** PROBLEM REQUIREMENTS **
Transcribe all of the material below word for word and leave out its pictures.

** INPUT ROWS **

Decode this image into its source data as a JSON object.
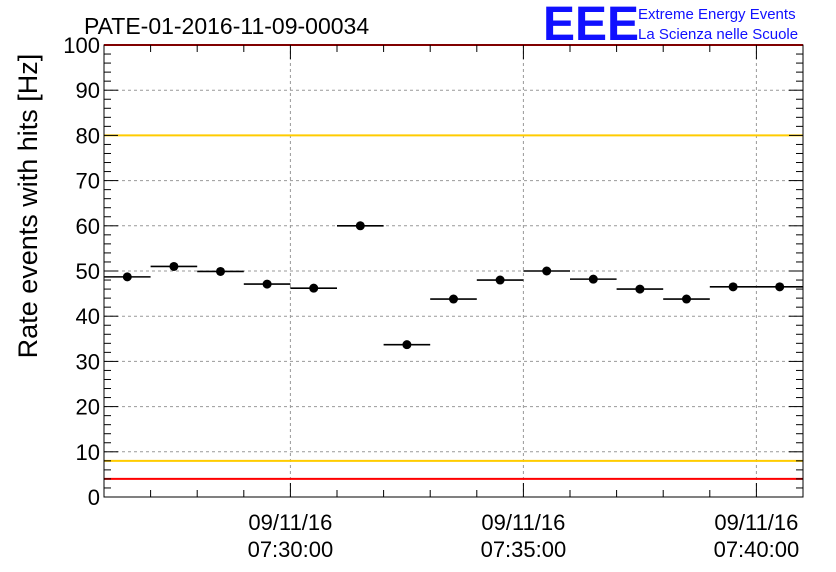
{
  "chart_data": {
    "type": "scatter",
    "title": "PATE-01-2016-11-09-00034",
    "ylabel": "Rate events with hits [Hz]",
    "xlabel": "",
    "ylim": [
      0,
      100
    ],
    "yticks": [
      "0",
      "10",
      "20",
      "30",
      "40",
      "50",
      "60",
      "70",
      "80",
      "90",
      "100"
    ],
    "xtick_labels": [
      {
        "date": "09/11/16",
        "time": "07:30:00"
      },
      {
        "date": "09/11/16",
        "time": "07:35:00"
      },
      {
        "date": "09/11/16",
        "time": "07:40:00"
      }
    ],
    "xrange": [
      "07:26:00",
      "07:41:00"
    ],
    "x": [
      "07:26:30",
      "07:27:30",
      "07:28:30",
      "07:29:30",
      "07:30:30",
      "07:31:30",
      "07:32:30",
      "07:33:30",
      "07:34:30",
      "07:35:30",
      "07:36:30",
      "07:37:30",
      "07:38:30",
      "07:39:30",
      "07:40:30"
    ],
    "bin_width_minutes": 1,
    "values": [
      48.7,
      51.0,
      49.9,
      47.1,
      46.2,
      60.0,
      33.7,
      43.8,
      48.0,
      50.0,
      48.2,
      46.0,
      43.8,
      46.5,
      46.5
    ],
    "reference_lines": [
      {
        "y": 100,
        "color": "#ff0000"
      },
      {
        "y": 80,
        "color": "#ffcc00"
      },
      {
        "y": 8,
        "color": "#ffcc00"
      },
      {
        "y": 4,
        "color": "#ff0000"
      }
    ],
    "grid": true,
    "colors": {
      "marker": "#000000",
      "grid": "#999999",
      "logo": "#1010ff"
    }
  },
  "logo": {
    "mark": "EEE",
    "line1": "Extreme Energy Events",
    "line2": "La Scienza nelle Scuole"
  }
}
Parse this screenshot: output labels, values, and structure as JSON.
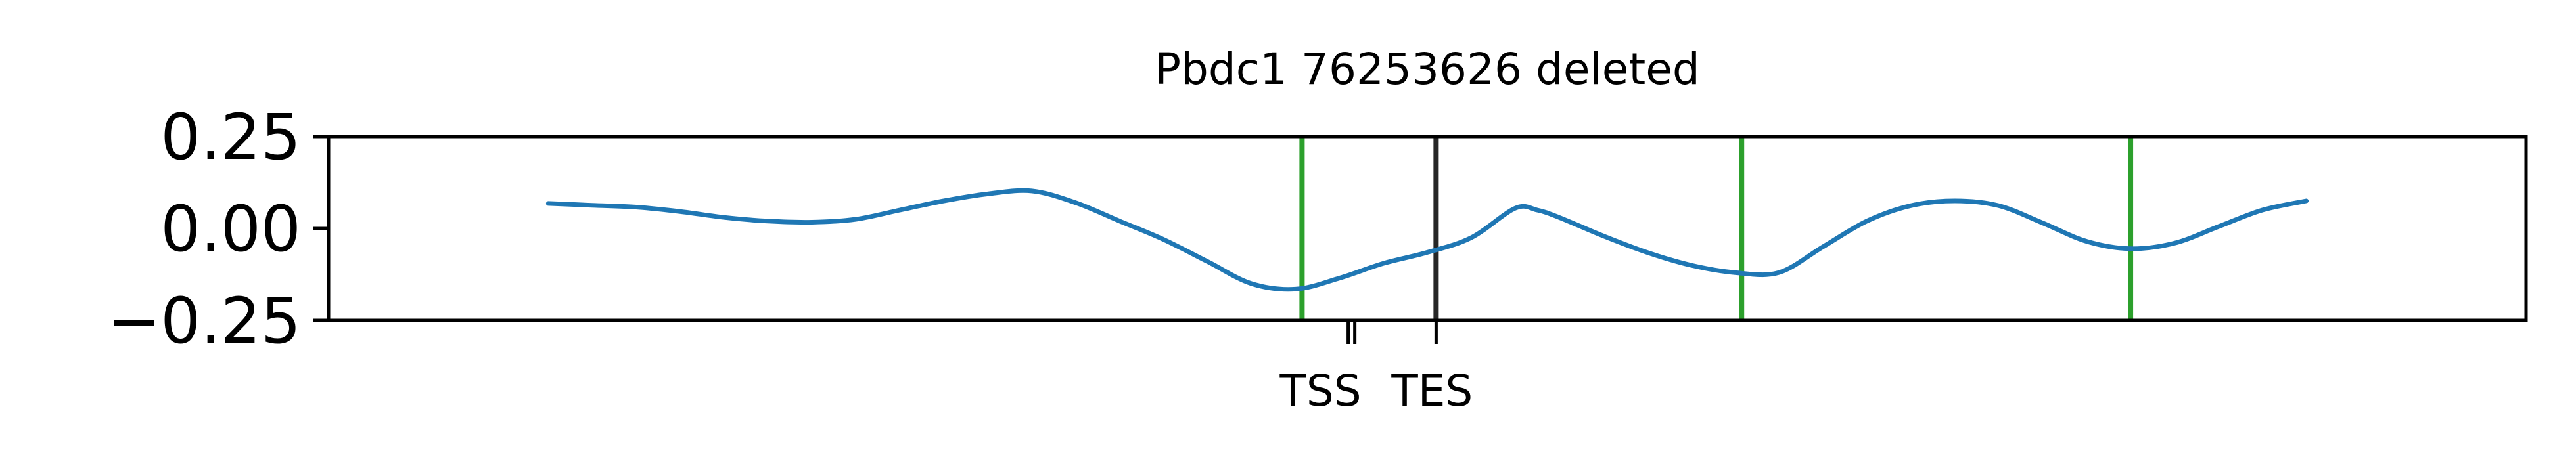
{
  "chart_data": {
    "type": "line",
    "title": "Pbdc1 76253626 deleted",
    "xlabel": "",
    "ylabel": "",
    "xlim": [
      0,
      100
    ],
    "ylim": [
      -0.25,
      0.25
    ],
    "yticks": [
      {
        "value": 0.25,
        "label": "0.25"
      },
      {
        "value": 0.0,
        "label": "0.00"
      },
      {
        "value": -0.25,
        "label": "−0.25"
      }
    ],
    "xticks": [
      {
        "value": 46.4,
        "label": ""
      },
      {
        "value": 46.7,
        "label": "TSS"
      },
      {
        "value": 50.4,
        "label": "TES"
      }
    ],
    "grid": false,
    "series": [
      {
        "color": "#1f77b4",
        "x": [
          10,
          12,
          14,
          16,
          18,
          20,
          22,
          24,
          26,
          28,
          30,
          32,
          34,
          36,
          38,
          40,
          42,
          44,
          46,
          48,
          50,
          52,
          54,
          55,
          56,
          58,
          60,
          62,
          64,
          66,
          68,
          70,
          72,
          74,
          76,
          78,
          80,
          82,
          84,
          86,
          88,
          90
        ],
        "values": [
          0.068,
          0.063,
          0.058,
          0.046,
          0.03,
          0.02,
          0.017,
          0.025,
          0.05,
          0.075,
          0.094,
          0.102,
          0.07,
          0.02,
          -0.03,
          -0.09,
          -0.15,
          -0.165,
          -0.135,
          -0.095,
          -0.065,
          -0.025,
          0.055,
          0.05,
          0.03,
          -0.02,
          -0.065,
          -0.1,
          -0.12,
          -0.12,
          -0.05,
          0.02,
          0.062,
          0.075,
          0.062,
          0.015,
          -0.035,
          -0.055,
          -0.04,
          0.005,
          0.05,
          0.075
        ]
      }
    ],
    "vlines": [
      {
        "x": 44.3,
        "color": "#2ca02c"
      },
      {
        "x": 50.4,
        "color": "#262626"
      },
      {
        "x": 64.3,
        "color": "#2ca02c"
      },
      {
        "x": 82.0,
        "color": "#2ca02c"
      }
    ]
  }
}
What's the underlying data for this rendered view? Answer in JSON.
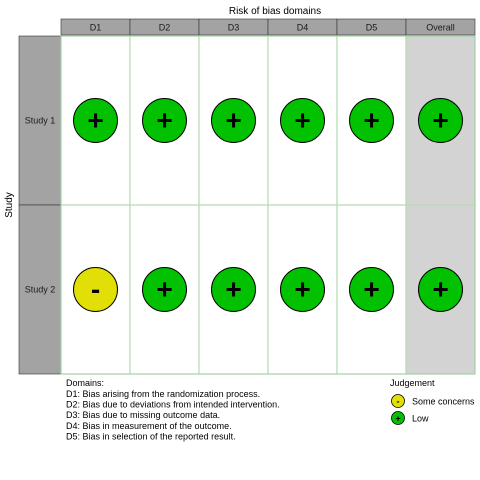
{
  "chart_data": {
    "type": "heatmap",
    "title": "Risk of bias domains",
    "ylabel": "Study",
    "columns": [
      "D1",
      "D2",
      "D3",
      "D4",
      "D5",
      "Overall"
    ],
    "rows": [
      "Study 1",
      "Study 2"
    ],
    "values": [
      [
        "Low",
        "Low",
        "Low",
        "Low",
        "Low",
        "Low"
      ],
      [
        "Some concerns",
        "Low",
        "Low",
        "Low",
        "Low",
        "Low"
      ]
    ],
    "symbols": {
      "Low": "+",
      "Some concerns": "-"
    },
    "colors": {
      "Low": "#02C100",
      "Some concerns": "#E2DF07"
    },
    "domains_heading": "Domains:",
    "domains": [
      "D1: Bias arising from the randomization process.",
      "D2: Bias due to deviations from intended intervention.",
      "D3: Bias due to missing outcome data.",
      "D4: Bias in measurement of the outcome.",
      "D5: Bias in selection of the reported result."
    ],
    "legend_title": "Judgement",
    "legend": [
      {
        "label": "Some concerns",
        "symbol": "-",
        "judgement": "Some concerns"
      },
      {
        "label": "Low",
        "symbol": "+",
        "judgement": "Low"
      }
    ]
  }
}
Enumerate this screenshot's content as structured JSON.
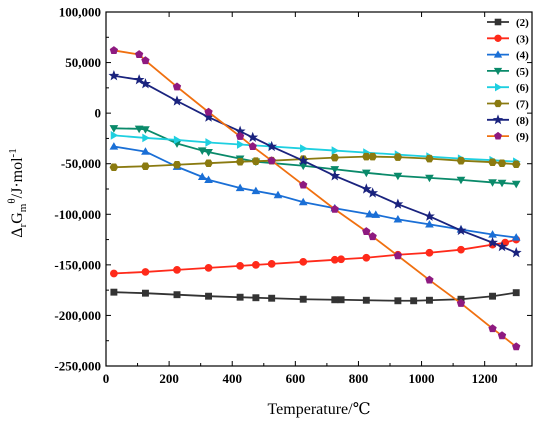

** RESPONSE BELOW **
Decode this image into its source data as a JSON object.
{
  "chart_data": {
    "type": "scatter",
    "title": "PATE-01-2016-11-09-00034",
    "ylabel": "Rate events with hits [Hz]",
    "xlabel": "",
    "ylim": [
      0,
      100
    ],
    "yticks": [
      "0",
      "10",
      "20",
      "30",
      "40",
      "50",
      "60",
      "70",
      "80",
      "90",
      "100"
    ],
    "xtick_labels": [
      {
        "date": "09/11/16",
        "time": "07:30:00"
      },
      {
        "date": "09/11/16",
        "time": "07:35:00"
      },
      {
        "date": "09/11/16",
        "time": "07:40:00"
      }
    ],
    "xrange": [
      "07:26:00",
      "07:41:00"
    ],
    "x": [
      "07:26:30",
      "07:27:30",
      "07:28:30",
      "07:29:30",
      "07:30:30",
      "07:31:30",
      "07:32:30",
      "07:33:30",
      "07:34:30",
      "07:35:30",
      "07:36:30",
      "07:37:30",
      "07:38:30",
      "07:39:30",
      "07:40:30"
    ],
    "bin_width_minutes": 1,
    "values": [
      48.7,
      51.0,
      49.9,
      47.1,
      46.2,
      60.0,
      33.7,
      43.8,
      48.0,
      50.0,
      48.2,
      46.0,
      43.8,
      46.5,
      46.5
    ],
    "reference_lines": [
      {
        "y": 100,
        "color": "#ff0000"
      },
      {
        "y": 80,
        "color": "#ffcc00"
      },
      {
        "y": 8,
        "color": "#ffcc00"
      },
      {
        "y": 4,
        "color": "#ff0000"
      }
    ],
    "grid": true,
    "colors": {
      "marker": "#000000",
      "grid": "#999999",
      "logo": "#1010ff"
    }
  },
  "logo": {
    "mark": "EEE",
    "line1": "Extreme Energy Events",
    "line2": "La Scienza nelle Scuole"
  }
}
Parse this screenshot: output labels, values, and structure as JSON.
{
  "chart_data": {
    "type": "line",
    "title": "Pbdc1 76253626 deleted",
    "xlabel": "",
    "ylabel": "",
    "xlim": [
      0,
      100
    ],
    "ylim": [
      -0.25,
      0.25
    ],
    "yticks": [
      {
        "value": 0.25,
        "label": "0.25"
      },
      {
        "value": 0.0,
        "label": "0.00"
      },
      {
        "value": -0.25,
        "label": "−0.25"
      }
    ],
    "xticks": [
      {
        "value": 46.4,
        "label": ""
      },
      {
        "value": 46.7,
        "label": "TSS"
      },
      {
        "value": 50.4,
        "label": "TES"
      }
    ],
    "grid": false,
    "series": [
      {
        "color": "#1f77b4",
        "x": [
          10,
          12,
          14,
          16,
          18,
          20,
          22,
          24,
          26,
          28,
          30,
          32,
          34,
          36,
          38,
          40,
          42,
          44,
          46,
          48,
          50,
          52,
          54,
          55,
          56,
          58,
          60,
          62,
          64,
          66,
          68,
          70,
          72,
          74,
          76,
          78,
          80,
          82,
          84,
          86,
          88,
          90
        ],
        "values": [
          0.068,
          0.063,
          0.058,
          0.046,
          0.03,
          0.02,
          0.017,
          0.025,
          0.05,
          0.075,
          0.094,
          0.102,
          0.07,
          0.02,
          -0.03,
          -0.09,
          -0.15,
          -0.165,
          -0.135,
          -0.095,
          -0.065,
          -0.025,
          0.055,
          0.05,
          0.03,
          -0.02,
          -0.065,
          -0.1,
          -0.12,
          -0.12,
          -0.05,
          0.02,
          0.062,
          0.075,
          0.062,
          0.015,
          -0.035,
          -0.055,
          -0.04,
          0.005,
          0.05,
          0.075
        ]
      }
    ],
    "vlines": [
      {
        "x": 44.3,
        "color": "#2ca02c"
      },
      {
        "x": 50.4,
        "color": "#262626"
      },
      {
        "x": 64.3,
        "color": "#2ca02c"
      },
      {
        "x": 82.0,
        "color": "#2ca02c"
      }
    ]
  }
}
What's the underlying data for this rendered view? Answer in JSON.
{
  "chart_data": {
    "type": "heatmap",
    "title": "Risk of bias domains",
    "ylabel": "Study",
    "columns": [
      "D1",
      "D2",
      "D3",
      "D4",
      "D5",
      "Overall"
    ],
    "rows": [
      "Study 1",
      "Study 2"
    ],
    "values": [
      [
        "Low",
        "Low",
        "Low",
        "Low",
        "Low",
        "Low"
      ],
      [
        "Some concerns",
        "Low",
        "Low",
        "Low",
        "Low",
        "Low"
      ]
    ],
    "symbols": {
      "Low": "+",
      "Some concerns": "-"
    },
    "colors": {
      "Low": "#02C100",
      "Some concerns": "#E2DF07"
    },
    "domains_heading": "Domains:",
    "domains": [
      "D1: Bias arising from the randomization process.",
      "D2: Bias due to deviations from intended intervention.",
      "D3: Bias due to missing outcome data.",
      "D4: Bias in measurement of the outcome.",
      "D5: Bias in selection of the reported result."
    ],
    "legend_title": "Judgement",
    "legend": [
      {
        "label": "Some concerns",
        "symbol": "-",
        "judgement": "Some concerns"
      },
      {
        "label": "Low",
        "symbol": "+",
        "judgement": "Low"
      }
    ]
  }
}
Enumerate this screenshot's content as structured JSON.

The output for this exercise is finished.